Quote all entries exactly, leaving pictures aside.
**********
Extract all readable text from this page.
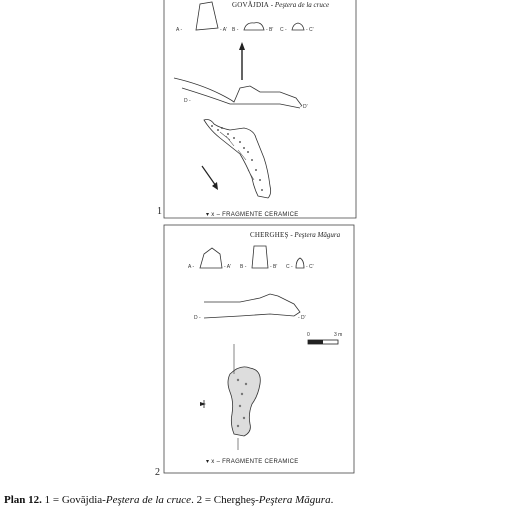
GOVĂJDIA - Peştera de la cruce
A -	- A' B -	- B' C -	- C'
D -
- D'
1	▾ x – FRAGMENTE CERAMICE
CHERGHEŞ - Peştera Măgura
A -	- A' B -	- B' C -	- C'
D -	- D'
0	3 m
2
▾ x – FRAGMENTE CERAMICE
Plan 12. 1 = Govăjdia-Peştera de la cruce. 2 = Chergheş-Peştera Măgura.
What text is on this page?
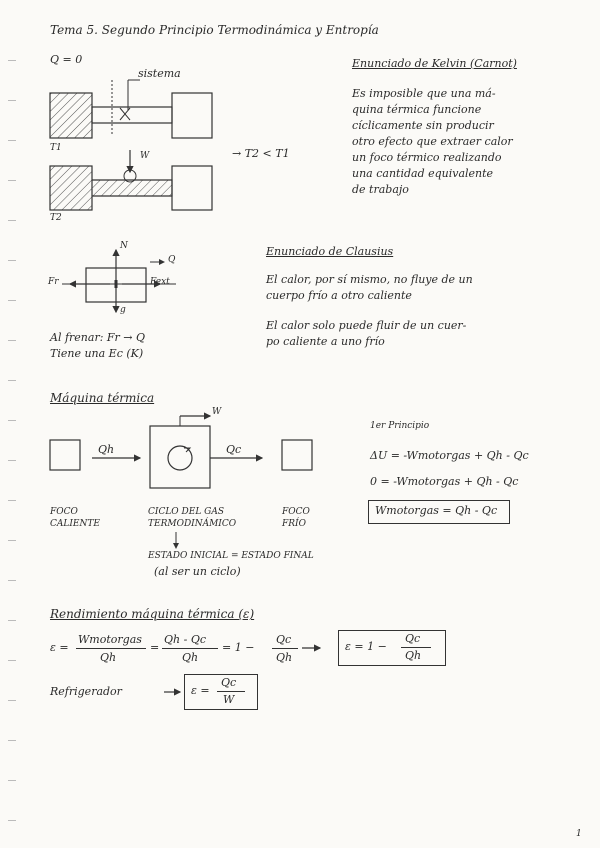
Tema 5. Segundo Principio Termodinámica y Entropía
1
Q = 0
sistema
T1
T2
W	→ T2 < T1
Enunciado de Kelvin (Carnot)
Es imposible que una má-
quina térmica funcione
cíclicamente sin producir
otro efecto que extraer calor
un foco térmico realizando
una cantidad equivalente
de trabajo
N
Fr	Fext
Q
g
Al frenar: Fr → Q
Tiene una Ec (K)
Enunciado de Clausius
El calor, por sí mismo, no fluye de un
cuerpo frío a otro caliente
El calor solo puede fluir de un cuer-
po caliente a uno frío
Máquina térmica
W
Qh	Qc
FOCO
CALIENTE
CICLO DEL GAS
TERMODINÁMICO
FOCO
FRÍO
ESTADO INICIAL = ESTADO FINAL
(al ser un ciclo)
1er Principio
ΔU = -Wmotorgas + Qh - Qc
0 = -Wmotorgas + Qh - Qc
Wmotorgas = Qh - Qc
Rendimiento máquina térmica (ε)
ε =
Wmotorgas
Qh
=
Qh - Qc
Qh
= 1 −
Qc
Qh
ε = 1 −
Qc
Qh
Refrigerador	ε =
Qc
W
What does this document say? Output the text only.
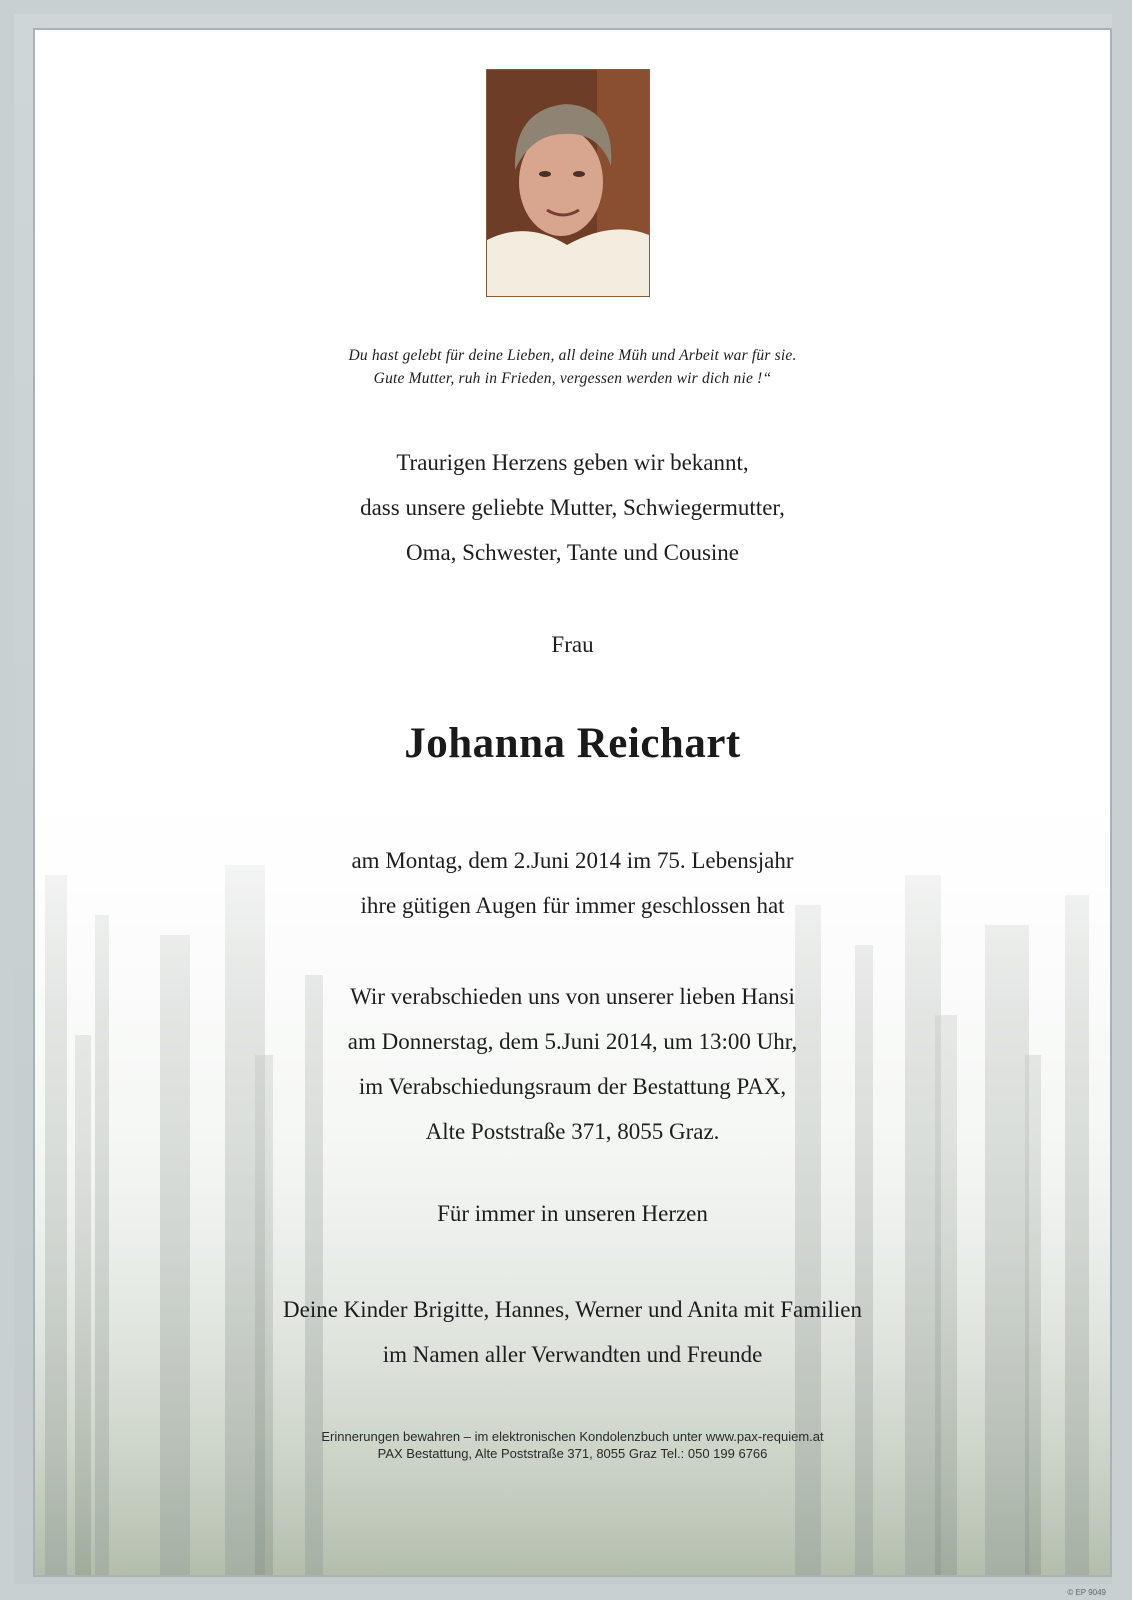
Du hast gelebt für deine Lieben, all deine Müh und Arbeit war für sie.
Gute Mutter, ruh in Frieden, vergessen werden wir dich nie !“
Traurigen Herzens geben wir bekannt,
dass unsere geliebte Mutter, Schwiegermutter,
Oma, Schwester, Tante und Cousine
Frau
Johanna Reichart
am Montag, dem 2.Juni 2014 im 75. Lebensjahr
ihre gütigen Augen für immer geschlossen hat
Wir verabschieden uns von unserer lieben Hansi
am Donnerstag, dem 5.Juni 2014, um 13:00 Uhr,
im Verabschiedungsraum der Bestattung PAX,
Alte Poststraße 371, 8055 Graz.
Für immer in unseren Herzen
Deine Kinder Brigitte, Hannes, Werner und Anita mit Familien
im Namen aller Verwandten und Freunde
Erinnerungen bewahren – im elektronischen Kondolenzbuch unter www.pax-requiem.at
PAX Bestattung, Alte Poststraße 371, 8055 Graz Tel.: 050 199 6766
© EP 9049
**********
Final answer:
Extract all readable text from this page.
GOVĂJDIA - Peştera de la cruce
A -	- A' B -	- B' C -	- C'
D -
- D'
1	▾ x – FRAGMENTE CERAMICE
CHERGHEŞ - Peştera Măgura
A -	- A' B -	- B' C -	- C'
D -	- D'
0	3 m
2
▾ x – FRAGMENTE CERAMICE
Plan 12. 1 = Govăjdia-Peştera de la cruce. 2 = Chergheş-Peştera Măgura.
What text is on this page?
Tema 5. Segundo Principio Termodinámica y Entropía
1
Q = 0
sistema
T1
T2
W	→ T2 < T1
Enunciado de Kelvin (Carnot)
Es imposible que una má-
quina térmica funcione
cíclicamente sin producir
otro efecto que extraer calor
un foco térmico realizando
una cantidad equivalente
de trabajo
N
Fr	Fext
Q
g
Al frenar: Fr → Q
Tiene una Ec (K)
Enunciado de Clausius
El calor, por sí mismo, no fluye de un
cuerpo frío a otro caliente
El calor solo puede fluir de un cuer-
po caliente a uno frío
Máquina térmica
W
Qh	Qc
FOCO
CALIENTE
CICLO DEL GAS
TERMODINÁMICO
FOCO
FRÍO
ESTADO INICIAL = ESTADO FINAL
(al ser un ciclo)
1er Principio
ΔU = -Wmotorgas + Qh - Qc
0 = -Wmotorgas + Qh - Qc
Wmotorgas = Qh - Qc
Rendimiento máquina térmica (ε)
ε =
Wmotorgas
Qh
=
Qh - Qc
Qh
= 1 −
Qc
Qh
ε = 1 −
Qc
Qh
Refrigerador	ε =
Qc
W
What does this document say? Output the text only.
Du hast gelebt für deine Lieben, all deine Müh und Arbeit war für sie.
Gute Mutter, ruh in Frieden, vergessen werden wir dich nie !“
Traurigen Herzens geben wir bekannt,
dass unsere geliebte Mutter, Schwiegermutter,
Oma, Schwester, Tante und Cousine
Frau
Johanna Reichart
am Montag, dem 2.Juni 2014 im 75. Lebensjahr
ihre gütigen Augen für immer geschlossen hat
Wir verabschieden uns von unserer lieben Hansi
am Donnerstag, dem 5.Juni 2014, um 13:00 Uhr,
im Verabschiedungsraum der Bestattung PAX,
Alte Poststraße 371, 8055 Graz.
Für immer in unseren Herzen
Deine Kinder Brigitte, Hannes, Werner und Anita mit Familien
im Namen aller Verwandten und Freunde
Erinnerungen bewahren – im elektronischen Kondolenzbuch unter www.pax-requiem.at
PAX Bestattung, Alte Poststraße 371, 8055 Graz Tel.: 050 199 6766
© EP 9049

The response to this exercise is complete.